TASK TO CARRY OUT:
How many lines in these records hold the string "elektrisitet"? State only that number.

──────── ENTRIES SUPPLIED ────────

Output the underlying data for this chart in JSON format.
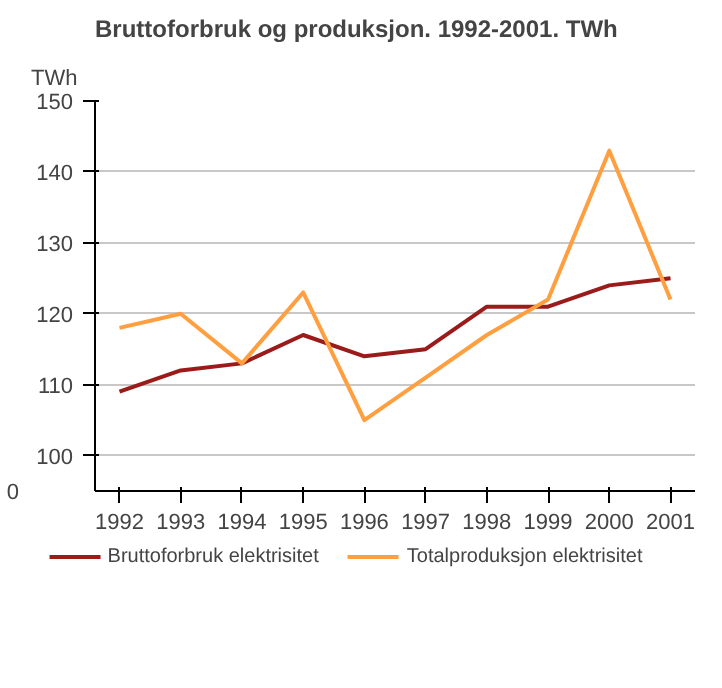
{
  "chart_data": {
    "type": "line",
    "title": "Bruttoforbruk og produksjon. 1992-2001. TWh",
    "ylabel": "TWh",
    "categories": [
      "1992",
      "1993",
      "1994",
      "1995",
      "1996",
      "1997",
      "1998",
      "1999",
      "2000",
      "2001"
    ],
    "series": [
      {
        "name": "Bruttoforbruk elektrisitet",
        "color": "#9b1b1b",
        "values": [
          109,
          112,
          113,
          117,
          114,
          115,
          121,
          121,
          124,
          125
        ]
      },
      {
        "name": "Totalproduksjon elektrisitet",
        "color": "#ff9f40",
        "values": [
          118,
          120,
          113,
          123,
          105,
          111,
          117,
          122,
          143,
          122
        ]
      }
    ],
    "ylim": [
      95,
      150
    ],
    "yticks": [
      100,
      110,
      120,
      130,
      140,
      150
    ],
    "annotations": [
      "0"
    ],
    "grid": "y",
    "legend": "bottom",
    "marker": "none",
    "line_style": "solid"
  }
}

────────

TASK RESULT:
2